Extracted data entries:
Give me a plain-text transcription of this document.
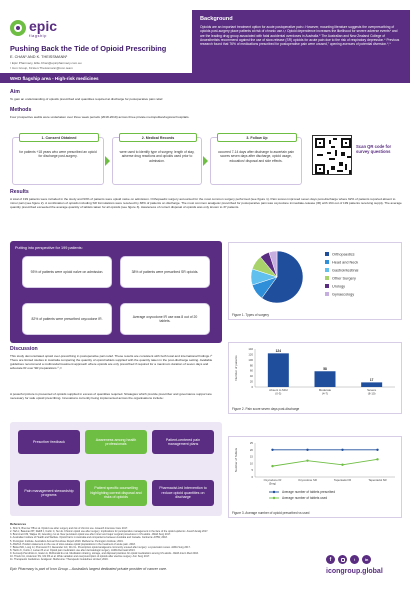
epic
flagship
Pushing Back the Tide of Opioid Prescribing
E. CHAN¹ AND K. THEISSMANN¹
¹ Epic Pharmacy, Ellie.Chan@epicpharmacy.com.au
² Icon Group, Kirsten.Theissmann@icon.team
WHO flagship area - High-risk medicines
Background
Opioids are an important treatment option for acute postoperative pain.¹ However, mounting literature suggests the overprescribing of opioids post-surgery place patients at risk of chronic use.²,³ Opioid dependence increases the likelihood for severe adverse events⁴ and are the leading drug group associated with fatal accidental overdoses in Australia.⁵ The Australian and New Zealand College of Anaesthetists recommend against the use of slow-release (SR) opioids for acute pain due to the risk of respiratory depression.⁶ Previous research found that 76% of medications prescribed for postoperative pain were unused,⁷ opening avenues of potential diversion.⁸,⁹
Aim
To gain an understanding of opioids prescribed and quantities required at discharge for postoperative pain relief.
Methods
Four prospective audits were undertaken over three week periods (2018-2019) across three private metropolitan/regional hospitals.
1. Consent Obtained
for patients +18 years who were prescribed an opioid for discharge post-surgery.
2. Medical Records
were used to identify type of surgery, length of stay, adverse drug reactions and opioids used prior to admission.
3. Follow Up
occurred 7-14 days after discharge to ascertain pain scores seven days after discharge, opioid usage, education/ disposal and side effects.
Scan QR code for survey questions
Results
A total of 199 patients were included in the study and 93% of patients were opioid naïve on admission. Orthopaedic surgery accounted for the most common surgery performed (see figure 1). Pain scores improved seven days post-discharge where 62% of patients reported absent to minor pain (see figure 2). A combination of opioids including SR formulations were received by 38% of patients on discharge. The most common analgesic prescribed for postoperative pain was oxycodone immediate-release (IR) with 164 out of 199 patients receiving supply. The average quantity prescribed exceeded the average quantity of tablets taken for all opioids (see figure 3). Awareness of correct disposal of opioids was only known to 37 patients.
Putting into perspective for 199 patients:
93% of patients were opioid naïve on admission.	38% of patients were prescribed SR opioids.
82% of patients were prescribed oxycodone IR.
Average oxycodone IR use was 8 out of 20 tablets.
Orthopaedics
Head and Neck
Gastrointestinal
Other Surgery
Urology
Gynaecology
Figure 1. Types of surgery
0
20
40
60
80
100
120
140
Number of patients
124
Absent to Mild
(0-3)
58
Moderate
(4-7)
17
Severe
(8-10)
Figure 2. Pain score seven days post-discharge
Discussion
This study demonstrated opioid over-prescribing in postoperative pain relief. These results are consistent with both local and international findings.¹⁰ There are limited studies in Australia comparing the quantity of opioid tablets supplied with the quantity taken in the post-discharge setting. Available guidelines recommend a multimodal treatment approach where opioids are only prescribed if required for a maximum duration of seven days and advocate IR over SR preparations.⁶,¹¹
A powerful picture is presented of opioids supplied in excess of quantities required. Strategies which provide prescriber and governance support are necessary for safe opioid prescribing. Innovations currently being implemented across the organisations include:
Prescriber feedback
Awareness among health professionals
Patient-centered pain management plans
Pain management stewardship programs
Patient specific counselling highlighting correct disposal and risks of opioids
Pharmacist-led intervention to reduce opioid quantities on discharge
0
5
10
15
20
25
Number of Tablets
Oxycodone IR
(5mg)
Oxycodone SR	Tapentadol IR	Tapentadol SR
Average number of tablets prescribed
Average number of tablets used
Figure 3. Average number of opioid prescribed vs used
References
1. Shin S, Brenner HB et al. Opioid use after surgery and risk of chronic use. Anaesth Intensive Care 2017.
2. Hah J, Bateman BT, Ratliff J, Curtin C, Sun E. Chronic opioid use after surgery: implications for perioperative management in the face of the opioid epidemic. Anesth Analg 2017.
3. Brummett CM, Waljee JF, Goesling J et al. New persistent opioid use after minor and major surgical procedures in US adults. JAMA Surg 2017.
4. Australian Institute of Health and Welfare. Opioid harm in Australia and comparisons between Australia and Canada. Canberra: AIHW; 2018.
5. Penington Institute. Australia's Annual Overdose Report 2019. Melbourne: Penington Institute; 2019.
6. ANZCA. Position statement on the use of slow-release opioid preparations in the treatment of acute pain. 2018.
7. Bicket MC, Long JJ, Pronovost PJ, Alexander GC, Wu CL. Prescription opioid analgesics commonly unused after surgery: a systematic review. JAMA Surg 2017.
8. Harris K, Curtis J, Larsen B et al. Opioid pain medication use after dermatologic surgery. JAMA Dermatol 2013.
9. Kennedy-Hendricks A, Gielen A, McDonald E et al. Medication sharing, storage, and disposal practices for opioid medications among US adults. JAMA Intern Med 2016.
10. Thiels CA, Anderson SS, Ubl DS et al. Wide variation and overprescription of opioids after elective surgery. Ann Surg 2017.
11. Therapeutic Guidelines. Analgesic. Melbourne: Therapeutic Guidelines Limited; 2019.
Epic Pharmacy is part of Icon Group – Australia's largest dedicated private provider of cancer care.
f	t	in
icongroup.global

==

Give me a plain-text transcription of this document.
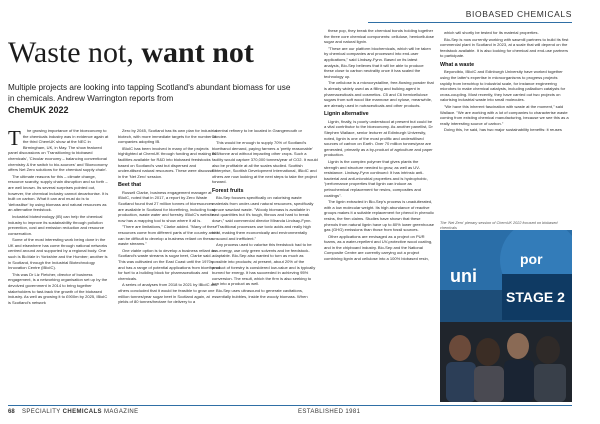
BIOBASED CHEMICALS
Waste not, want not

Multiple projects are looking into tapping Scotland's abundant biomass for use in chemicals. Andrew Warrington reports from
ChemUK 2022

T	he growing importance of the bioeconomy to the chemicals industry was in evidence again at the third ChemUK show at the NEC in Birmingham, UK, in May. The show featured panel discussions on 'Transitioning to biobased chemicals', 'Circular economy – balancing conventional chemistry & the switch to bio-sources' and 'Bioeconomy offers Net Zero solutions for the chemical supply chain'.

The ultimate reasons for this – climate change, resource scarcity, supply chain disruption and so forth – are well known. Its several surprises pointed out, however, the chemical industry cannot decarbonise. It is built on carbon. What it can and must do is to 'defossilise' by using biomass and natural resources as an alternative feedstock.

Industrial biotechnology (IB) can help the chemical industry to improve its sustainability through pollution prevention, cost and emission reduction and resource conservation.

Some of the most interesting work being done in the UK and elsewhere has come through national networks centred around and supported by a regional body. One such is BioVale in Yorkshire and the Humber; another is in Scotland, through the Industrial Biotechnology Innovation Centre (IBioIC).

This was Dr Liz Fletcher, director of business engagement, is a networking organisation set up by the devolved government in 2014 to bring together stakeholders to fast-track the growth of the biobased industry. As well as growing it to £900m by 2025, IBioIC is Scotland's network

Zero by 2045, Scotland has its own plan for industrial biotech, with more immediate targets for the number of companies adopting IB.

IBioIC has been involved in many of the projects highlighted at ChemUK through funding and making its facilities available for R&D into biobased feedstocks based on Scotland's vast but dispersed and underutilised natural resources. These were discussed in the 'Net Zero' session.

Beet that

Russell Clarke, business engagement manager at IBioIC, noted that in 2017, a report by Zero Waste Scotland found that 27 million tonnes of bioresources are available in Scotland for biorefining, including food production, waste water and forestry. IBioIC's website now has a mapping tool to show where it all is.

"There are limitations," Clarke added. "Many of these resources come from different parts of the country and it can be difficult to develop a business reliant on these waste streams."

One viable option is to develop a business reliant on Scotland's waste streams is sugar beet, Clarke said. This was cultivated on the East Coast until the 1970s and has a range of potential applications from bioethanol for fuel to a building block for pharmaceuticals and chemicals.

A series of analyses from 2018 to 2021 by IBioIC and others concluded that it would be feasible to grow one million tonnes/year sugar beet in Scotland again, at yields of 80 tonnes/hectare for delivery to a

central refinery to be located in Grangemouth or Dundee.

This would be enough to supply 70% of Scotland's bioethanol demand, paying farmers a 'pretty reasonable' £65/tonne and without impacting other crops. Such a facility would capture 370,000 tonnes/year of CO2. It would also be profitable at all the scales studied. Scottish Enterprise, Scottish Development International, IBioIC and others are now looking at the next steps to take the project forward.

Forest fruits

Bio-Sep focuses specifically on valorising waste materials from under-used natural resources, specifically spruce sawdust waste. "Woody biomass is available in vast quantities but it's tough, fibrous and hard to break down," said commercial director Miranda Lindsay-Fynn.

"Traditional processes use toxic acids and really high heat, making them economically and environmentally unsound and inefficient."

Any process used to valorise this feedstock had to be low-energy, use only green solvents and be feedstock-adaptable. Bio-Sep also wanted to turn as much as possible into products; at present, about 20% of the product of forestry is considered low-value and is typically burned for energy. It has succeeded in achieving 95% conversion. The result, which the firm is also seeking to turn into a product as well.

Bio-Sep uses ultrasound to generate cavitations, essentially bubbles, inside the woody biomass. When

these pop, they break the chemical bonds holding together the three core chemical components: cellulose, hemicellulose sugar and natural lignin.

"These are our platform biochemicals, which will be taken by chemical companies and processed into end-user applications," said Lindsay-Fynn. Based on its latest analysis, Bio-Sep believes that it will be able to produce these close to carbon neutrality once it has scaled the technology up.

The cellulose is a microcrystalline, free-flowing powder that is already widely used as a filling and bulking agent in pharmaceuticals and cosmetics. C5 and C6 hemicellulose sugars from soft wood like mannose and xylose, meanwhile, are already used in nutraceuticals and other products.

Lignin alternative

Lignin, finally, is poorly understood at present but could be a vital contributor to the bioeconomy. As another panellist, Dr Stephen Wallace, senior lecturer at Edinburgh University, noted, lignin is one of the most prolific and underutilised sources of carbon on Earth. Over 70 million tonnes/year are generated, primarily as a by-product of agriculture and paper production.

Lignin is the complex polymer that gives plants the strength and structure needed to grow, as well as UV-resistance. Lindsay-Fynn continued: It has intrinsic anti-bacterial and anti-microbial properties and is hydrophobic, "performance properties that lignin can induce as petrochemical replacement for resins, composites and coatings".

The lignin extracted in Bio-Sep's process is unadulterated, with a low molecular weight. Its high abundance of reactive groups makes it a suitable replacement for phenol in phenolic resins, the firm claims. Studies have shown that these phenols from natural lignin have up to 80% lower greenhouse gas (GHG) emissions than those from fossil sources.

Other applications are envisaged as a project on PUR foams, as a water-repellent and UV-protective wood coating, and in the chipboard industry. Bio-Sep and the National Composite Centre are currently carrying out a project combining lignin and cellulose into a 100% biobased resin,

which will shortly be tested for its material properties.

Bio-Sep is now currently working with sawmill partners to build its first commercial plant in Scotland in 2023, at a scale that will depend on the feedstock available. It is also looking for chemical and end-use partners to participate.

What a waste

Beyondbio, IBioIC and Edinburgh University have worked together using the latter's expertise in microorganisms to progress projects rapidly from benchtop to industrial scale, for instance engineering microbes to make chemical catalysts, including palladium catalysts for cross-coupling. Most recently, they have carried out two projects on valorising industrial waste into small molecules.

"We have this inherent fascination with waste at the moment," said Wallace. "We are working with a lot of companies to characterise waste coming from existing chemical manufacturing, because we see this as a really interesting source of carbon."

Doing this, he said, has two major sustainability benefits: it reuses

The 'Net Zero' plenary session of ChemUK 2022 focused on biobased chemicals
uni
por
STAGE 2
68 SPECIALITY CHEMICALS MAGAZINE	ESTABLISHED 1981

Problem: I need each line of the entries that holds the string "private" located and copied.

Written solution:
Four prospective audits were undertaken over three week periods (2018-2019) across three private metropolitan/regional hospitals.
Epic Pharmacy is part of Icon Group – Australia's largest dedicated private provider of cancer care.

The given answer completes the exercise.